[Records excerpted from a collection]
◇ ◇ ◇ ◇ ◇
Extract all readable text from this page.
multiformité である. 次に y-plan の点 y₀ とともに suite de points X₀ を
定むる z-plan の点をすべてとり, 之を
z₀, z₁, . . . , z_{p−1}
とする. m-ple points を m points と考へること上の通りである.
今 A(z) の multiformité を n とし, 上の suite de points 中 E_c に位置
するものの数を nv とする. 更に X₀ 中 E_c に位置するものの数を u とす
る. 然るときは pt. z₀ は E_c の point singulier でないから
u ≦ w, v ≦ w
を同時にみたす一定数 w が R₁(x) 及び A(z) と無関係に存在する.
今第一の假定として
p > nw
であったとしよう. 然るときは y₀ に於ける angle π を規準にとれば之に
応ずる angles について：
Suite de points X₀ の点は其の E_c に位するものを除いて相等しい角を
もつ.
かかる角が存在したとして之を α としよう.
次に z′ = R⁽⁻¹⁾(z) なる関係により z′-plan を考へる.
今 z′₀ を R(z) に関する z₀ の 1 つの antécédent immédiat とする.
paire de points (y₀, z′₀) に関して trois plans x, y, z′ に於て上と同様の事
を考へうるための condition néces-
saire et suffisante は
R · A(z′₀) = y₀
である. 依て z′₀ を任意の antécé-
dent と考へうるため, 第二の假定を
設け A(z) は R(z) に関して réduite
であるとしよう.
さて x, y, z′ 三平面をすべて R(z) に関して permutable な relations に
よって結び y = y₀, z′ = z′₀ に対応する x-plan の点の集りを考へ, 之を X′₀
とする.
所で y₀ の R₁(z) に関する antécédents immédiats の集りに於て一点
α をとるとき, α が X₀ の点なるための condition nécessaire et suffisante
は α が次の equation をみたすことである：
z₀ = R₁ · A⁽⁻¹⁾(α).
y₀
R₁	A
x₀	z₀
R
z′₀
◇ ◇ ◇ ◇ ◇
The records are above. How many lines in them contain the word "に関して"? Give the number alone.

3